> **TASK TO COMPLETE**
Copy every row below, swapping each "blank-line" for "empty-line" and leaving everything else as it is.

> **DATA RECORDS**

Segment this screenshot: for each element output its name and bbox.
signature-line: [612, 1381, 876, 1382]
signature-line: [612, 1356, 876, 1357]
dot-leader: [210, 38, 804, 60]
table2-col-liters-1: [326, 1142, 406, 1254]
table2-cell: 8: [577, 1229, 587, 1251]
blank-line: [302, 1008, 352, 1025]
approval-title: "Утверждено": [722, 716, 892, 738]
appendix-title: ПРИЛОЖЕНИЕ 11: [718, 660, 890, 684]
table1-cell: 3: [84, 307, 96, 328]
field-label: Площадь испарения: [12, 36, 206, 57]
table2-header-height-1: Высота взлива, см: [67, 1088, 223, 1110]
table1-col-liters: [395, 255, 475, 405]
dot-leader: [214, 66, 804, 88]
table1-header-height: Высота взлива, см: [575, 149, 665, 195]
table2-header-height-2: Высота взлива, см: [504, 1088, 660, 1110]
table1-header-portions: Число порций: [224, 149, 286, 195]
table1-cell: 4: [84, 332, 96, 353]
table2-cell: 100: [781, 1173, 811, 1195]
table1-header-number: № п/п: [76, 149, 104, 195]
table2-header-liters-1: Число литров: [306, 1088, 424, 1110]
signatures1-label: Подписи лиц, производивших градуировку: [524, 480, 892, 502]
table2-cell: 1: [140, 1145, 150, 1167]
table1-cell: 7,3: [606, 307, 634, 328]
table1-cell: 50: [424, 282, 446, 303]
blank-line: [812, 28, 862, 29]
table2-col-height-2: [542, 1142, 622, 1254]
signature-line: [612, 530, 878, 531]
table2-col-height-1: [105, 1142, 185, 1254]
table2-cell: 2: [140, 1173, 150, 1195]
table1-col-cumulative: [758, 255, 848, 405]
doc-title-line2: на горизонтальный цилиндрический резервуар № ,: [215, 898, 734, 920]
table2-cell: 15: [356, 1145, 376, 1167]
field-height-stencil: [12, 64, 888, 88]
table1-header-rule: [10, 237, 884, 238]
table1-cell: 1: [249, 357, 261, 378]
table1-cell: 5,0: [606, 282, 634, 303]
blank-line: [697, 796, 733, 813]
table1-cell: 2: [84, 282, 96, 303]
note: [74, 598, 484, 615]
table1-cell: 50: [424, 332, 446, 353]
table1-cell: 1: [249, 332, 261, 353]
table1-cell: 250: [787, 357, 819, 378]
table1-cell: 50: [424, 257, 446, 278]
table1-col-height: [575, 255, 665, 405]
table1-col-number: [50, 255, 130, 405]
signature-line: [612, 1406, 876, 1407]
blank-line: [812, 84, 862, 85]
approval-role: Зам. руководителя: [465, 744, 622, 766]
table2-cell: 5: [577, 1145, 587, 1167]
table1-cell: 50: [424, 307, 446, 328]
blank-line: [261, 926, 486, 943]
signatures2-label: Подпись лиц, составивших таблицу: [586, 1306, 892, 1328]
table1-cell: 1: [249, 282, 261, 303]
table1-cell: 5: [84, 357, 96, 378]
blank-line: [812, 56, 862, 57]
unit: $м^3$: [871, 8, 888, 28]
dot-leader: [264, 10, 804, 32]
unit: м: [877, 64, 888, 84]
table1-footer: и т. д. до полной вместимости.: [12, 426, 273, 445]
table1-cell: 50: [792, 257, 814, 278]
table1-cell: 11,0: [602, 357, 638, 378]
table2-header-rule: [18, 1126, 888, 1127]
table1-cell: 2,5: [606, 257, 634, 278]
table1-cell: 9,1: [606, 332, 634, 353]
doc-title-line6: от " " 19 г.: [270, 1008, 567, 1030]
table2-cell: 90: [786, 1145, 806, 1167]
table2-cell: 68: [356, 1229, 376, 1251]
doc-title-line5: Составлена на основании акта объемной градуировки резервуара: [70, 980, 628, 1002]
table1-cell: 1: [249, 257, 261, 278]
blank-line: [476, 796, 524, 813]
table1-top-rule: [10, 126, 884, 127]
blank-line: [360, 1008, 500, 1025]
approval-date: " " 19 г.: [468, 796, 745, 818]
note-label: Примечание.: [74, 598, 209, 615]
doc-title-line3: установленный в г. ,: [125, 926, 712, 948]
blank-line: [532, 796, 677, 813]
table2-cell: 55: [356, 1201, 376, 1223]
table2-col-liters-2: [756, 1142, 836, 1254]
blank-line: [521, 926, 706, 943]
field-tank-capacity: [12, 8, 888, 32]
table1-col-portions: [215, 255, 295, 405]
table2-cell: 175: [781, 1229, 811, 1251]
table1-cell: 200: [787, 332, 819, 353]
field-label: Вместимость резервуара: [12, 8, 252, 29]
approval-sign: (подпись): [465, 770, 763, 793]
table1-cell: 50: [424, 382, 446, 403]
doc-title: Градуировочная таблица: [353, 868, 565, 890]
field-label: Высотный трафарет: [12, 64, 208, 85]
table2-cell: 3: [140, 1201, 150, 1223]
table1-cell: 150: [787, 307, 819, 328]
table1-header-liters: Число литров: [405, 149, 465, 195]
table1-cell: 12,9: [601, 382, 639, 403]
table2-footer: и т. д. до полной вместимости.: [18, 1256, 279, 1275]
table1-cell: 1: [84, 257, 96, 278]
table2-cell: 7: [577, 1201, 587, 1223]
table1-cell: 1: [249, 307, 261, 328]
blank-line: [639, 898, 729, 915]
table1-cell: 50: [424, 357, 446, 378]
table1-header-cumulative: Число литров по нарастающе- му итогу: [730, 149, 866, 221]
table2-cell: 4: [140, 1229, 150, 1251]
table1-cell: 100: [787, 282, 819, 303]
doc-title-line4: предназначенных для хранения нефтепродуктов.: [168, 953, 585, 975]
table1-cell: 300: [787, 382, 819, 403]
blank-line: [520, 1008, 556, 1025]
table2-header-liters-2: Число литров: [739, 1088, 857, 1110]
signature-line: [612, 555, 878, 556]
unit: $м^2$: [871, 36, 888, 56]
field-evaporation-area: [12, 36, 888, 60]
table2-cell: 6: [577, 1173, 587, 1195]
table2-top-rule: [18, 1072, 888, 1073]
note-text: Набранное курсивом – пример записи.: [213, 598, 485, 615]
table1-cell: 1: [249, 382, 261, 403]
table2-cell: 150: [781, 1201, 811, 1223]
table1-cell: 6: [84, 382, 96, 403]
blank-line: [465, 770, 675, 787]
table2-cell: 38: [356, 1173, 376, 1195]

> **THE OUTPUT**
Segment this screenshot: for each element output its name and bbox.
signature-line: [612, 1381, 876, 1382]
signature-line: [612, 1356, 876, 1357]
dot-leader: [210, 38, 804, 60]
table2-col-liters-1: [326, 1142, 406, 1254]
table2-cell: 8: [577, 1229, 587, 1251]
empty-line: [302, 1008, 352, 1025]
approval-title: "Утверждено": [722, 716, 892, 738]
appendix-title: ПРИЛОЖЕНИЕ 11: [718, 660, 890, 684]
table1-cell: 3: [84, 307, 96, 328]
field-label: Площадь испарения: [12, 36, 206, 57]
table2-header-height-1: Высота взлива, см: [67, 1088, 223, 1110]
table1-col-liters: [395, 255, 475, 405]
dot-leader: [214, 66, 804, 88]
table1-header-height: Высота взлива, см: [575, 149, 665, 195]
table2-header-height-2: Высота взлива, см: [504, 1088, 660, 1110]
table1-header-portions: Число порций: [224, 149, 286, 195]
table1-cell: 4: [84, 332, 96, 353]
table2-cell: 100: [781, 1173, 811, 1195]
table1-header-number: № п/п: [76, 149, 104, 195]
table2-header-liters-1: Число литров: [306, 1088, 424, 1110]
signatures1-label: Подписи лиц, производивших градуировку: [524, 480, 892, 502]
table2-cell: 1: [140, 1145, 150, 1167]
table1-cell: 7,3: [606, 307, 634, 328]
table1-cell: 50: [424, 282, 446, 303]
empty-line: [812, 28, 862, 29]
table2-col-height-2: [542, 1142, 622, 1254]
signature-line: [612, 530, 878, 531]
table2-col-height-1: [105, 1142, 185, 1254]
table2-cell: 2: [140, 1173, 150, 1195]
table1-col-cumulative: [758, 255, 848, 405]
doc-title-line2: на горизонтальный цилиндрический резервуар № ,: [215, 898, 734, 920]
table2-cell: 15: [356, 1145, 376, 1167]
field-height-stencil: [12, 64, 888, 88]
table1-header-rule: [10, 237, 884, 238]
table1-cell: 1: [249, 357, 261, 378]
table1-cell: 5,0: [606, 282, 634, 303]
empty-line: [697, 796, 733, 813]
table1-cell: 2: [84, 282, 96, 303]
note: [74, 598, 484, 615]
table1-cell: 50: [424, 332, 446, 353]
table1-cell: 1: [249, 332, 261, 353]
table1-cell: 250: [787, 357, 819, 378]
table1-cell: 50: [424, 257, 446, 278]
table1-col-height: [575, 255, 665, 405]
table1-col-number: [50, 255, 130, 405]
signature-line: [612, 1406, 876, 1407]
empty-line: [812, 84, 862, 85]
approval-role: Зам. руководителя: [465, 744, 622, 766]
table2-cell: 5: [577, 1145, 587, 1167]
table1-cell: 50: [424, 307, 446, 328]
empty-line: [261, 926, 486, 943]
signatures2-label: Подпись лиц, составивших таблицу: [586, 1306, 892, 1328]
table1-cell: 1: [249, 282, 261, 303]
table1-cell: 5: [84, 357, 96, 378]
empty-line: [812, 56, 862, 57]
unit: $м^3$: [871, 8, 888, 28]
dot-leader: [264, 10, 804, 32]
unit: м: [877, 64, 888, 84]
table1-footer: и т. д. до полной вместимости.: [12, 426, 273, 445]
table1-cell: 50: [792, 257, 814, 278]
table1-cell: 11,0: [602, 357, 638, 378]
table2-header-rule: [18, 1126, 888, 1127]
table1-cell: 2,5: [606, 257, 634, 278]
table1-cell: 9,1: [606, 332, 634, 353]
doc-title-line6: от " " 19 г.: [270, 1008, 567, 1030]
table2-cell: 90: [786, 1145, 806, 1167]
table2-cell: 68: [356, 1229, 376, 1251]
doc-title-line5: Составлена на основании акта объемной градуировки резервуара: [70, 980, 628, 1002]
table1-cell: 1: [249, 257, 261, 278]
empty-line: [476, 796, 524, 813]
table1-top-rule: [10, 126, 884, 127]
empty-line: [360, 1008, 500, 1025]
approval-date: " " 19 г.: [468, 796, 745, 818]
note-label: Примечание.: [74, 598, 209, 615]
doc-title-line3: установленный в г. ,: [125, 926, 712, 948]
empty-line: [532, 796, 677, 813]
table2-cell: 55: [356, 1201, 376, 1223]
table2-col-liters-2: [756, 1142, 836, 1254]
empty-line: [521, 926, 706, 943]
field-tank-capacity: [12, 8, 888, 32]
table1-col-portions: [215, 255, 295, 405]
table2-cell: 175: [781, 1229, 811, 1251]
table1-cell: 200: [787, 332, 819, 353]
field-label: Вместимость резервуара: [12, 8, 252, 29]
approval-sign: (подпись): [465, 770, 763, 793]
table1-cell: 50: [424, 382, 446, 403]
doc-title: Градуировочная таблица: [353, 868, 565, 890]
field-label: Высотный трафарет: [12, 64, 208, 85]
table2-cell: 3: [140, 1201, 150, 1223]
table1-cell: 150: [787, 307, 819, 328]
table1-header-liters: Число литров: [405, 149, 465, 195]
table1-cell: 12,9: [601, 382, 639, 403]
table2-footer: и т. д. до полной вместимости.: [18, 1256, 279, 1275]
table1-cell: 1: [84, 257, 96, 278]
table2-cell: 7: [577, 1201, 587, 1223]
table1-cell: 1: [249, 307, 261, 328]
empty-line: [639, 898, 729, 915]
table1-cell: 50: [424, 357, 446, 378]
table1-header-cumulative: Число литров по нарастающе- му итогу: [730, 149, 866, 221]
table2-cell: 4: [140, 1229, 150, 1251]
table1-cell: 100: [787, 282, 819, 303]
doc-title-line4: предназначенных для хранения нефтепродуктов.: [168, 953, 585, 975]
table1-cell: 300: [787, 382, 819, 403]
empty-line: [520, 1008, 556, 1025]
table2-header-liters-2: Число литров: [739, 1088, 857, 1110]
signature-line: [612, 555, 878, 556]
unit: $м^2$: [871, 36, 888, 56]
field-evaporation-area: [12, 36, 888, 60]
table2-cell: 6: [577, 1173, 587, 1195]
table2-top-rule: [18, 1072, 888, 1073]
note-text: Набранное курсивом – пример записи.: [213, 598, 485, 615]
table1-cell: 1: [249, 382, 261, 403]
table2-cell: 150: [781, 1201, 811, 1223]
table1-cell: 6: [84, 382, 96, 403]
empty-line: [465, 770, 675, 787]
table2-cell: 38: [356, 1173, 376, 1195]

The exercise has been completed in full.